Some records
========================
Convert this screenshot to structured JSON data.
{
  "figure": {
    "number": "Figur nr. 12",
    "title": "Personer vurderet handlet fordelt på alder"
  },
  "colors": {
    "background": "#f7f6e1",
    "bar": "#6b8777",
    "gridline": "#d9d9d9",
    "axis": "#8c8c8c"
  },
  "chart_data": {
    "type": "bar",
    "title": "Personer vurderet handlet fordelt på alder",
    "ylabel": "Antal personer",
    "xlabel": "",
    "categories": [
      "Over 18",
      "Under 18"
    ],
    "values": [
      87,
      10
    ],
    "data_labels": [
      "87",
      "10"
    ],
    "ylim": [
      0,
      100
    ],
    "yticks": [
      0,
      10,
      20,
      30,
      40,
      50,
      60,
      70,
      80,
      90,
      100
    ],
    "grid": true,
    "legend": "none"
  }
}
========================
Write out all the lines again, exactly as they are.

Task answer ▸
Convert this screenshot to structured JSON data.
{
  "figure": {
    "number": "Figur nr. 12",
    "title": "Personer vurderet handlet fordelt på alder"
  },
  "colors": {
    "background": "#f7f6e1",
    "bar": "#6b8777",
    "gridline": "#d9d9d9",
    "axis": "#8c8c8c"
  },
  "chart_data": {
    "type": "bar",
    "title": "Personer vurderet handlet fordelt på alder",
    "ylabel": "Antal personer",
    "xlabel": "",
    "categories": [
      "Over 18",
      "Under 18"
    ],
    "values": [
      87,
      10
    ],
    "data_labels": [
      "87",
      "10"
    ],
    "ylim": [
      0,
      100
    ],
    "yticks": [
      0,
      10,
      20,
      30,
      40,
      50,
      60,
      70,
      80,
      90,
      100
    ],
    "grid": true,
    "legend": "none"
  }
}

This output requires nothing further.